(Data entries)
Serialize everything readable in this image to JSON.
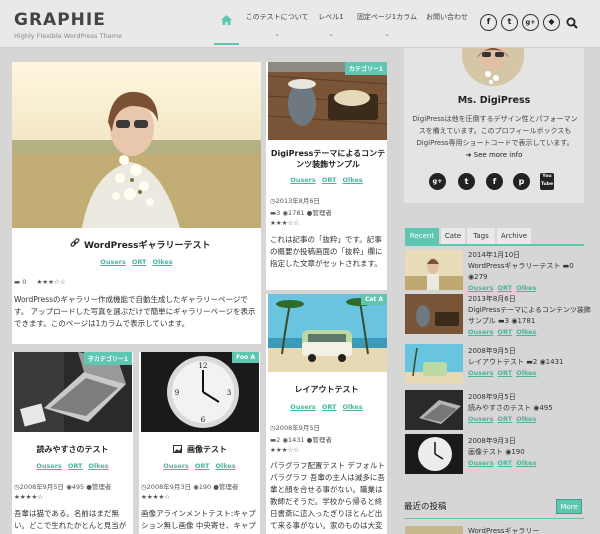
{
  "header": {
    "logo": "GRAPHIE",
    "tagline": "Highly Flexible WordPress Theme",
    "nav": [
      {
        "label": "",
        "chev": ""
      },
      {
        "label": "このテストについて",
        "chev": "⌄"
      },
      {
        "label": "レベル1",
        "chev": "⌄"
      },
      {
        "label": "固定ページ1カラム",
        "chev": "⌄"
      },
      {
        "label": "お問い合わせ",
        "chev": ""
      }
    ],
    "social": [
      "f",
      "t",
      "g+",
      "◆"
    ]
  },
  "posts": {
    "gallery": {
      "title": "WordPressギャラリーテスト",
      "cats": [
        "Ousers",
        "ORT",
        "Olkes"
      ],
      "comments": "0",
      "text": "WordPressのギャラリー作成機能で自動生成したギャラリーページです。 アップロードした写真を選ぶだけで簡単にギャラリーページを表示できます。このページは1カラムで表示しています。"
    },
    "digipress": {
      "tag": "カテゴリー1",
      "title": "DigiPressテーマによるコンテンツ装飾サンプル",
      "cats": [
        "Ousers",
        "ORT",
        "Olkes"
      ],
      "date": "2013年8月6日",
      "comments": "3",
      "views": "1781",
      "author": "管理者",
      "text": "これは記事の「抜粋」です。記事の概要か投稿画面の「抜粋」欄に指定した文章がセットされます。"
    },
    "layout": {
      "tag": "Cat A",
      "title": "レイアウトテスト",
      "cats": [
        "Ousers",
        "ORT",
        "Olkes"
      ],
      "date": "2008年9月5日",
      "comments": "2",
      "views": "1431",
      "author": "管理者",
      "text": "パラグラフ配置テスト デフォルトパラグラフ 吾輩の主人は滅多に吾輩と顔を合せる事がない。職業は教師だそうだ。学校から帰ると終日書斎に這入ったぎりほとんど出て来る事がない。家のものは大変な勉強家だと"
    },
    "readable": {
      "tag": "子カテゴリー1",
      "title": "読みやすさのテスト",
      "cats": [
        "Ousers",
        "ORT",
        "Olkes"
      ],
      "date": "2008年9月5日",
      "views": "495",
      "author": "管理者",
      "text": "吾輩は猫である。名前はまだ無い。どこで生れたかとんと見当がつか"
    },
    "image": {
      "tag": "Foo A",
      "title": "画像テスト",
      "cats": [
        "Ousers",
        "ORT",
        "Olkes"
      ],
      "date": "2008年9月3日",
      "views": "190",
      "author": "管理者",
      "text": "画像アラインメントテスト:キャプション無し画像 中央寄せ、キャプショ"
    }
  },
  "profile": {
    "name": "Ms. DigiPress",
    "text": "DigiPressは他を圧倒するデザイン性とパフォーマンスを備えています。このプロフィールボックスもDigiPress専用ショートコードで表示しています。",
    "more": "See more info",
    "social": [
      "g+",
      "t",
      "f",
      "p",
      "You Tube"
    ]
  },
  "tabs": [
    "Recent",
    "Cate",
    "Tags",
    "Archive"
  ],
  "recent": [
    {
      "date": "2014年1月10日",
      "title": "WordPressギャラリーテスト",
      "comments": "0",
      "views": "279",
      "cats": [
        "Ousers",
        "ORT",
        "Olkes"
      ]
    },
    {
      "date": "2013年8月6日",
      "title": "DigiPressテーマによるコンテンツ装飾サンプル",
      "comments": "3",
      "views": "1781",
      "cats": [
        "Ousers",
        "ORT",
        "Olkes"
      ]
    },
    {
      "date": "2008年9月5日",
      "title": "レイアウトテスト",
      "comments": "2",
      "views": "1431",
      "cats": [
        "Ousers",
        "ORT",
        "Olkes"
      ]
    },
    {
      "date": "2008年9月5日",
      "title": "読みやすさのテスト",
      "comments": "",
      "views": "495",
      "cats": [
        "Ousers",
        "ORT",
        "Olkes"
      ]
    },
    {
      "date": "2008年9月3日",
      "title": "画像テスト",
      "comments": "",
      "views": "190",
      "cats": [
        "Ousers",
        "ORT",
        "Olkes"
      ]
    }
  ],
  "recent_posts": {
    "title": "最近の投稿",
    "more": "More",
    "item": "WordPressギャラリー"
  },
  "colors": {
    "accent": "#5fc6b1"
  }
}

■ **Problem**: Each line above is to be copied verbatim. Drop any image from the copy.

■ **Task response**:
Serialize everything readable in this image to JSON.
{
  "header": {
    "logo": "GRAPHIE",
    "tagline": "Highly Flexible WordPress Theme",
    "nav": [
      {
        "label": "",
        "chev": ""
      },
      {
        "label": "このテストについて",
        "chev": "⌄"
      },
      {
        "label": "レベル1",
        "chev": "⌄"
      },
      {
        "label": "固定ページ1カラム",
        "chev": "⌄"
      },
      {
        "label": "お問い合わせ",
        "chev": ""
      }
    ],
    "social": [
      "f",
      "t",
      "g+",
      "◆"
    ]
  },
  "posts": {
    "gallery": {
      "title": "WordPressギャラリーテスト",
      "cats": [
        "Ousers",
        "ORT",
        "Olkes"
      ],
      "comments": "0",
      "text": "WordPressのギャラリー作成機能で自動生成したギャラリーページです。 アップロードした写真を選ぶだけで簡単にギャラリーページを表示できます。このページは1カラムで表示しています。"
    },
    "digipress": {
      "tag": "カテゴリー1",
      "title": "DigiPressテーマによるコンテンツ装飾サンプル",
      "cats": [
        "Ousers",
        "ORT",
        "Olkes"
      ],
      "date": "2013年8月6日",
      "comments": "3",
      "views": "1781",
      "author": "管理者",
      "text": "これは記事の「抜粋」です。記事の概要か投稿画面の「抜粋」欄に指定した文章がセットされます。"
    },
    "layout": {
      "tag": "Cat A",
      "title": "レイアウトテスト",
      "cats": [
        "Ousers",
        "ORT",
        "Olkes"
      ],
      "date": "2008年9月5日",
      "comments": "2",
      "views": "1431",
      "author": "管理者",
      "text": "パラグラフ配置テスト デフォルトパラグラフ 吾輩の主人は滅多に吾輩と顔を合せる事がない。職業は教師だそうだ。学校から帰ると終日書斎に這入ったぎりほとんど出て来る事がない。家のものは大変な勉強家だと"
    },
    "readable": {
      "tag": "子カテゴリー1",
      "title": "読みやすさのテスト",
      "cats": [
        "Ousers",
        "ORT",
        "Olkes"
      ],
      "date": "2008年9月5日",
      "views": "495",
      "author": "管理者",
      "text": "吾輩は猫である。名前はまだ無い。どこで生れたかとんと見当がつか"
    },
    "image": {
      "tag": "Foo A",
      "title": "画像テスト",
      "cats": [
        "Ousers",
        "ORT",
        "Olkes"
      ],
      "date": "2008年9月3日",
      "views": "190",
      "author": "管理者",
      "text": "画像アラインメントテスト:キャプション無し画像 中央寄せ、キャプショ"
    }
  },
  "profile": {
    "name": "Ms. DigiPress",
    "text": "DigiPressは他を圧倒するデザイン性とパフォーマンスを備えています。このプロフィールボックスもDigiPress専用ショートコードで表示しています。",
    "more": "See more info",
    "social": [
      "g+",
      "t",
      "f",
      "p",
      "You Tube"
    ]
  },
  "tabs": [
    "Recent",
    "Cate",
    "Tags",
    "Archive"
  ],
  "recent": [
    {
      "date": "2014年1月10日",
      "title": "WordPressギャラリーテスト",
      "comments": "0",
      "views": "279",
      "cats": [
        "Ousers",
        "ORT",
        "Olkes"
      ]
    },
    {
      "date": "2013年8月6日",
      "title": "DigiPressテーマによるコンテンツ装飾サンプル",
      "comments": "3",
      "views": "1781",
      "cats": [
        "Ousers",
        "ORT",
        "Olkes"
      ]
    },
    {
      "date": "2008年9月5日",
      "title": "レイアウトテスト",
      "comments": "2",
      "views": "1431",
      "cats": [
        "Ousers",
        "ORT",
        "Olkes"
      ]
    },
    {
      "date": "2008年9月5日",
      "title": "読みやすさのテスト",
      "comments": "",
      "views": "495",
      "cats": [
        "Ousers",
        "ORT",
        "Olkes"
      ]
    },
    {
      "date": "2008年9月3日",
      "title": "画像テスト",
      "comments": "",
      "views": "190",
      "cats": [
        "Ousers",
        "ORT",
        "Olkes"
      ]
    }
  ],
  "recent_posts": {
    "title": "最近の投稿",
    "more": "More",
    "item": "WordPressギャラリー"
  },
  "colors": {
    "accent": "#5fc6b1"
  }
}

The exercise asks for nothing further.